─── Extracted data
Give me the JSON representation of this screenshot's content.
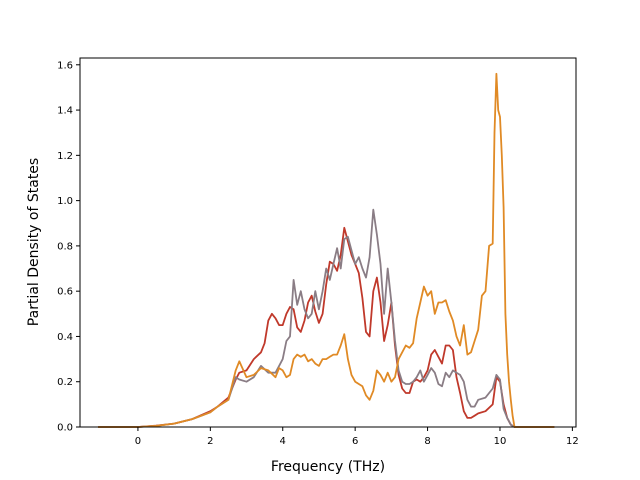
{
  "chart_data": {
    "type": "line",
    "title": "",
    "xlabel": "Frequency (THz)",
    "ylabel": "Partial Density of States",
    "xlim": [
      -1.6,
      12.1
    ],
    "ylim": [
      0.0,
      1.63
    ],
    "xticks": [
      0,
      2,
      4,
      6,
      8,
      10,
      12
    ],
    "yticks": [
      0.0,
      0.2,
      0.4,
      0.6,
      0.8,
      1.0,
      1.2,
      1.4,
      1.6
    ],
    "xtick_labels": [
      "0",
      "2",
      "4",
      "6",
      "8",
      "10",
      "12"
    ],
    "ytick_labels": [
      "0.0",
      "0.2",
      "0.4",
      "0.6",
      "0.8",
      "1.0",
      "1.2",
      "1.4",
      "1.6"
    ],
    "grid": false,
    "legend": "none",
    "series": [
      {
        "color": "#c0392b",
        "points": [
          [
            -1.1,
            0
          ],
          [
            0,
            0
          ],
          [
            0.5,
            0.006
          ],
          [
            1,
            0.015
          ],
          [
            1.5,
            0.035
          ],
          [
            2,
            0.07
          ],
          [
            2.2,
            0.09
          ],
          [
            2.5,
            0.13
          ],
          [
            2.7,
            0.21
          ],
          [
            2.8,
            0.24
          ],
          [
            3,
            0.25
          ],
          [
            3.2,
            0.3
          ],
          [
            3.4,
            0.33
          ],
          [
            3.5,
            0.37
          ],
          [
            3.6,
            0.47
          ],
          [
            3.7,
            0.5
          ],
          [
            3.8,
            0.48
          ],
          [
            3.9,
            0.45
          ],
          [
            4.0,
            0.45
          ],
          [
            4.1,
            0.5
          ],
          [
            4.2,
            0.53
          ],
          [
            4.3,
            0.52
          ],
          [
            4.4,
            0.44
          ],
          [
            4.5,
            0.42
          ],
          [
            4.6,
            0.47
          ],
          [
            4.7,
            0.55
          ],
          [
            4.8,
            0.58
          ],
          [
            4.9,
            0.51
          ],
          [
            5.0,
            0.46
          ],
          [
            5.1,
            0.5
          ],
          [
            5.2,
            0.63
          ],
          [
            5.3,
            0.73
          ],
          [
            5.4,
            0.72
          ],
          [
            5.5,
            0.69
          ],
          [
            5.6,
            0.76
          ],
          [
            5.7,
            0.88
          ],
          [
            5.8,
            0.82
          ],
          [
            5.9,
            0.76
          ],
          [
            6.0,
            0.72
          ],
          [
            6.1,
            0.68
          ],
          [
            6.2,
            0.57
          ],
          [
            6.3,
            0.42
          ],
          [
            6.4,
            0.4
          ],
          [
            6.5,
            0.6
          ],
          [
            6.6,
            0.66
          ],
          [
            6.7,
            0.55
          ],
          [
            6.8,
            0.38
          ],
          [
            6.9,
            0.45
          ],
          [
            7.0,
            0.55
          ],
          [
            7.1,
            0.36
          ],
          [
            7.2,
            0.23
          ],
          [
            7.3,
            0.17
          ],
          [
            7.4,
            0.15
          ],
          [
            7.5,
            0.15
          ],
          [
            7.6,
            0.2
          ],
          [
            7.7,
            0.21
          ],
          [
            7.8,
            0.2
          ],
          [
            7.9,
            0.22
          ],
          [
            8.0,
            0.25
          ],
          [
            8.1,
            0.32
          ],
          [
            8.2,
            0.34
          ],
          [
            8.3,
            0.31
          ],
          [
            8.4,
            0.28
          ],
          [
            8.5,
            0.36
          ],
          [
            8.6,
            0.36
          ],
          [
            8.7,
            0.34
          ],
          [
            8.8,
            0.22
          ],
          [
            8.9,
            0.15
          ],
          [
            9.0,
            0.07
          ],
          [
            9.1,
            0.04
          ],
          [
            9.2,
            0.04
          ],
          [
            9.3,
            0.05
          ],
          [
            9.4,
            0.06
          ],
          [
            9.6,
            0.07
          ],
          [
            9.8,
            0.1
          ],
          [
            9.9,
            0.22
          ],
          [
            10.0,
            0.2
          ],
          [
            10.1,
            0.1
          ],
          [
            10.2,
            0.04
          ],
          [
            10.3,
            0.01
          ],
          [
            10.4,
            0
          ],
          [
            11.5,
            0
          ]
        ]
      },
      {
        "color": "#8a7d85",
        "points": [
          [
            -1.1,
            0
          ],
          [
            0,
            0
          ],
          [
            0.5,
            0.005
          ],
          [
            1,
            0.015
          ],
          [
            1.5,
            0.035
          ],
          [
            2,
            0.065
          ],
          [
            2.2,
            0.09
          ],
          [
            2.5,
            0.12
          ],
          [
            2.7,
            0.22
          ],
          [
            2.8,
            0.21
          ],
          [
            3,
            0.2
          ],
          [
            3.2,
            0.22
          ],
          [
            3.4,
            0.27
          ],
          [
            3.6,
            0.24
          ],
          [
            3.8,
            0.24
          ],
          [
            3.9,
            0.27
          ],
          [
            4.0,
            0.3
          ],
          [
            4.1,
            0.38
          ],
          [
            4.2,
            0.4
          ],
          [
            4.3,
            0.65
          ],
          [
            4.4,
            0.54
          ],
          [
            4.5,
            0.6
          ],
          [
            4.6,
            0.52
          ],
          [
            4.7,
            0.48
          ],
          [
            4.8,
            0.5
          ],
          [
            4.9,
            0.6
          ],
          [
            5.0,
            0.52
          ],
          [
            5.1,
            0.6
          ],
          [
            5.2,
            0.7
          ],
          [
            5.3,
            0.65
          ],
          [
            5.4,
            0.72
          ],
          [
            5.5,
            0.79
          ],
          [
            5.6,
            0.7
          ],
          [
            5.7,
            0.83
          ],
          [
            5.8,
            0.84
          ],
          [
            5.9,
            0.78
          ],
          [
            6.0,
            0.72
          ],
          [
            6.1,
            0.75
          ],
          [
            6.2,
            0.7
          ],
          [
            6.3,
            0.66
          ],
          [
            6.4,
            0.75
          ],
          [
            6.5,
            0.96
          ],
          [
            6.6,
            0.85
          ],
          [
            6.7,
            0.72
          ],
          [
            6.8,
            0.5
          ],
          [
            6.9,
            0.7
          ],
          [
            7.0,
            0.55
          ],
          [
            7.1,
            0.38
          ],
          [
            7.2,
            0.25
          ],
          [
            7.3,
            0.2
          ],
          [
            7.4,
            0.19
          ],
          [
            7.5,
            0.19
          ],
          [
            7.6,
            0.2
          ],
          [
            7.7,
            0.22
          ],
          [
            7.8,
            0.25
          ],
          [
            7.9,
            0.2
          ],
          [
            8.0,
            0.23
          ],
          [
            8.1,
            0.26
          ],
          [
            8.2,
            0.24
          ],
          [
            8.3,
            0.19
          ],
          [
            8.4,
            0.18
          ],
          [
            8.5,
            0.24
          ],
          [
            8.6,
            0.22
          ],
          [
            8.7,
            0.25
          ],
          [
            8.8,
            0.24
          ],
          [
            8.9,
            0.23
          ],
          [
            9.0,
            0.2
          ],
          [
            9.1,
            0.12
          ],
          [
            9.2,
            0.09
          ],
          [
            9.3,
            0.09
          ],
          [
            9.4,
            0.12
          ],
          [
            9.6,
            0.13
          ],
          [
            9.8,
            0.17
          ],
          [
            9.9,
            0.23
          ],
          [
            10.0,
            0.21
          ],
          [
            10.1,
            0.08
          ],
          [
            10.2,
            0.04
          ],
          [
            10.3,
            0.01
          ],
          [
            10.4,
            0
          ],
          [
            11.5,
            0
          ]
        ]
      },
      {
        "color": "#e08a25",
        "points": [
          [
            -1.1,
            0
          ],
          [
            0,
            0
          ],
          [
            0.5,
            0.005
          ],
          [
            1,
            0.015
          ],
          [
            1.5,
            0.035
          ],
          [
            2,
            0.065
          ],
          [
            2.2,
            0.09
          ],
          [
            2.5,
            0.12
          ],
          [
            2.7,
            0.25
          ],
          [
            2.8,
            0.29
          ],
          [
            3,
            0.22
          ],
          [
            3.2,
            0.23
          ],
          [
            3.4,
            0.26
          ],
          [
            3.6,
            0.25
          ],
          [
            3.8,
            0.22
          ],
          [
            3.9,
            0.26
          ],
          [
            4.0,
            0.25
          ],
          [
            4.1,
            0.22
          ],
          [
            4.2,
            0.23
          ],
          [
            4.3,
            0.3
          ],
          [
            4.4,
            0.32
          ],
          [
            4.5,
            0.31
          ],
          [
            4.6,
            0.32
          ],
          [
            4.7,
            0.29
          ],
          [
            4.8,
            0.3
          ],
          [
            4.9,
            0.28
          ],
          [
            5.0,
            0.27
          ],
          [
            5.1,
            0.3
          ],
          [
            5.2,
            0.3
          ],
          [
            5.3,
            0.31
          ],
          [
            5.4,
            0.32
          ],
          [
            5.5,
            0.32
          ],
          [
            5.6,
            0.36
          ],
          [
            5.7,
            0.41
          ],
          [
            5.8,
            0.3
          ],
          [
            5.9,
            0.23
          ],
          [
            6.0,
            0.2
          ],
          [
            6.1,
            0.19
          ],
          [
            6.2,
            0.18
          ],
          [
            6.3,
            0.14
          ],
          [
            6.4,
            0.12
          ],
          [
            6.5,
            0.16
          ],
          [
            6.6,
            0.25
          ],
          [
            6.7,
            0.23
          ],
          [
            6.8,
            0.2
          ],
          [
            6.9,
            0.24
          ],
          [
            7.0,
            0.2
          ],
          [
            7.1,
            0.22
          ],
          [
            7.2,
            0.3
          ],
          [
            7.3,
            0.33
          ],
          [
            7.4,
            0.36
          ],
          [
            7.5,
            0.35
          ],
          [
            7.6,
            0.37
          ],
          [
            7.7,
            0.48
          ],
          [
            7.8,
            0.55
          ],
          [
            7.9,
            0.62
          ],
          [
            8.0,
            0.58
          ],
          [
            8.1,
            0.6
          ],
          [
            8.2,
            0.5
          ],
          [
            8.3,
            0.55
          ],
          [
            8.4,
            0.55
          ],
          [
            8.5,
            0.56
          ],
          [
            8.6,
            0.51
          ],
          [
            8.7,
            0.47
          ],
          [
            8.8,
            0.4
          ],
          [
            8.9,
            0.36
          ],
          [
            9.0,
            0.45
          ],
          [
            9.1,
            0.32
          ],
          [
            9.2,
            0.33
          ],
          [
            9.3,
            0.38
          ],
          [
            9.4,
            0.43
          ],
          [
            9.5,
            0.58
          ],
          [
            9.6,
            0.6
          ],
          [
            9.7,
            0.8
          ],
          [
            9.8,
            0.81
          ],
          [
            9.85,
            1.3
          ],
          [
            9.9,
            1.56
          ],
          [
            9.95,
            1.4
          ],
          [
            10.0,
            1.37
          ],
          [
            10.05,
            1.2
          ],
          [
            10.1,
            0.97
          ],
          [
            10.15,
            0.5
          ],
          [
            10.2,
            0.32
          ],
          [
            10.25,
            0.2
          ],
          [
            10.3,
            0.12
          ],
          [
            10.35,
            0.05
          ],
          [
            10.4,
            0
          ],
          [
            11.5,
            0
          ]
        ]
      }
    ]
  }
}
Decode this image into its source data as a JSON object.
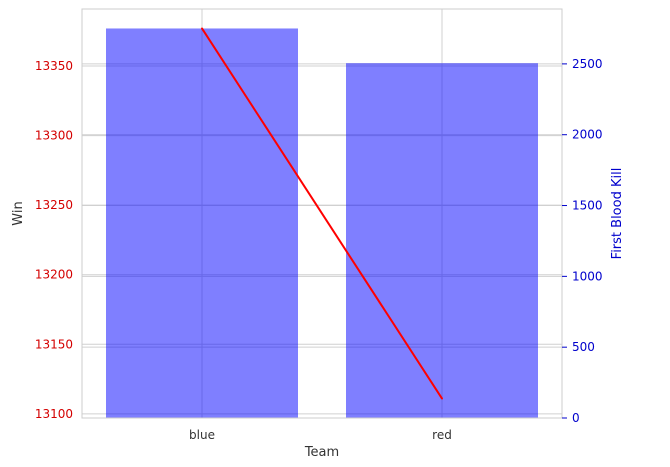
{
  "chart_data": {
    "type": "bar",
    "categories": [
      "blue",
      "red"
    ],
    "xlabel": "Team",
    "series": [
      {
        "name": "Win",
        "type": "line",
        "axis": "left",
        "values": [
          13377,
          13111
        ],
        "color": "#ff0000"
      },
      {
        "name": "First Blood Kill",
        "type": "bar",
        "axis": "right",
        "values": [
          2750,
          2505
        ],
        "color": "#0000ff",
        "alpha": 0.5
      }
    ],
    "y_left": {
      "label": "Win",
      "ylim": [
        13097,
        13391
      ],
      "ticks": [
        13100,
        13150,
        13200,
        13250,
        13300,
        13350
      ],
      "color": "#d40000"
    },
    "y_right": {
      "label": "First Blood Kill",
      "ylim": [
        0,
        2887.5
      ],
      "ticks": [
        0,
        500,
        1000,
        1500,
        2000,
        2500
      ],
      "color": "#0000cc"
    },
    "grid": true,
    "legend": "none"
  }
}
──────
Omit the pictures, then extract verbatim only those lines that fall between the line containing "Decode this image" and the final line of the records above, both included.

Decode this image into its source data as a JSON object.
{
  "chart_data": {
    "type": "bar",
    "categories": [
      "blue",
      "red"
    ],
    "xlabel": "Team",
    "series": [
      {
        "name": "Win",
        "type": "line",
        "axis": "left",
        "values": [
          13377,
          13111
        ],
        "color": "#ff0000"
      },
      {
        "name": "First Blood Kill",
        "type": "bar",
        "axis": "right",
        "values": [
          2750,
          2505
        ],
        "color": "#0000ff",
        "alpha": 0.5
      }
    ],
    "y_left": {
      "label": "Win",
      "ylim": [
        13097,
        13391
      ],
      "ticks": [
        13100,
        13150,
        13200,
        13250,
        13300,
        13350
      ],
      "color": "#d40000"
    },
    "y_right": {
      "label": "First Blood Kill",
      "ylim": [
        0,
        2887.5
      ],
      "ticks": [
        0,
        500,
        1000,
        1500,
        2000,
        2500
      ],
      "color": "#0000cc"
    },
    "grid": true,
    "legend": "none"
  }
}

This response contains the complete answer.